Transcribe the data that follows precisely, omitting nothing.
---
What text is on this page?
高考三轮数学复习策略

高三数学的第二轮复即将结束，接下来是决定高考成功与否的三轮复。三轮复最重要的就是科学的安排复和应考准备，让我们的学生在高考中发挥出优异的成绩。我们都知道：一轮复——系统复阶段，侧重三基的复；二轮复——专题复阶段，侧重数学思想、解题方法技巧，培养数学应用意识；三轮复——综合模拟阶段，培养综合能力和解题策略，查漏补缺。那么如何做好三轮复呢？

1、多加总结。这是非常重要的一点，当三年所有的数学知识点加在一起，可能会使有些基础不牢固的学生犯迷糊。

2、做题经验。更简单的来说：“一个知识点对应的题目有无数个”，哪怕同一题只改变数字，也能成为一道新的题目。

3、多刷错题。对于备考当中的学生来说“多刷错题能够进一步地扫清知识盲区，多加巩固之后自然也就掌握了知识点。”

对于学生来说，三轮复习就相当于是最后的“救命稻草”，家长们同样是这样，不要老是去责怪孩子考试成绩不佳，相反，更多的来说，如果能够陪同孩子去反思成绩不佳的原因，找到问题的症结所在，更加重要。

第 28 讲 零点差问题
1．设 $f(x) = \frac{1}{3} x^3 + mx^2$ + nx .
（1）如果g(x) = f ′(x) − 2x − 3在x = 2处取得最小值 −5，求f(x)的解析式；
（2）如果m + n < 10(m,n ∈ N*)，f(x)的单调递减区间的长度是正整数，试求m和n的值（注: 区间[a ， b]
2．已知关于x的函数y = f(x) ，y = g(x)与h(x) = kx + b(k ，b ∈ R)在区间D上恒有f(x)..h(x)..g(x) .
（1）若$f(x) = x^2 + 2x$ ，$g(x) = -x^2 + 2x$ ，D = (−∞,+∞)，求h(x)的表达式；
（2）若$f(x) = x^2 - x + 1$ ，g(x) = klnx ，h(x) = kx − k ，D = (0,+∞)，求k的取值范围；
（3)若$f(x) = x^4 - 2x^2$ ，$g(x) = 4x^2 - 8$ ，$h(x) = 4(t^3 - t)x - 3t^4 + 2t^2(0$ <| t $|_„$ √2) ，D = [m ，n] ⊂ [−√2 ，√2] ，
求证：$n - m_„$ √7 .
---
SOLVED EXERCISE:
What text is on this page?
高考三轮数学复习策略

高三数学的第二轮复即将结束，接下来是决定高考成功与否的三轮复。三轮复最重要的就是科学的安排复和应考准备，让我们的学生在高考中发挥出优异的成绩。我们都知道：一轮复——系统复阶段，侧重三基的复；二轮复——专题复阶段，侧重数学思想、解题方法技巧，培养数学应用意识；三轮复——综合模拟阶段，培养综合能力和解题策略，查漏补缺。那么如何做好三轮复呢？

1、多加总结。这是非常重要的一点，当三年所有的数学知识点加在一起，可能会使有些基础不牢固的学生犯迷糊。

2、做题经验。更简单的来说：“一个知识点对应的题目有无数个”，哪怕同一题只改变数字，也能成为一道新的题目。

3、多刷错题。对于备考当中的学生来说“多刷错题能够进一步地扫清知识盲区，多加巩固之后自然也就掌握了知识点。”

对于学生来说，三轮复习就相当于是最后的“救命稻草”，家长们同样是这样，不要老是去责怪孩子考试成绩不佳，相反，更多的来说，如果能够陪同孩子去反思成绩不佳的原因，找到问题的症结所在，更加重要。

第 28 讲 零点差问题
1．设 $f(x) = \frac{1}{3} x^3 + mx^2$ + nx .
（1）如果g(x) = f ′(x) − 2x − 3在x = 2处取得最小值 −5，求f(x)的解析式；
（2）如果m + n < 10(m,n ∈ N*)，f(x)的单调递减区间的长度是正整数，试求m和n的值（注: 区间[a ， b]
2．已知关于x的函数y = f(x) ，y = g(x)与h(x) = kx + b(k ，b ∈ R)在区间D上恒有f(x)..h(x)..g(x) .
（1）若$f(x) = x^2 + 2x$ ，$g(x) = -x^2 + 2x$ ，D = (−∞,+∞)，求h(x)的表达式；
（2）若$f(x) = x^2 - x + 1$ ，g(x) = klnx ，h(x) = kx − k ，D = (0,+∞)，求k的取值范围；
（3)若$f(x) = x^4 - 2x^2$ ，$g(x) = 4x^2 - 8$ ，$h(x) = 4(t^3 - t)x - 3t^4 + 2t^2(0$ <| t $|_„$ √2) ，D = [m ，n] ⊂ [−√2 ，√2] ，
求证：$n - m_„$ √7 .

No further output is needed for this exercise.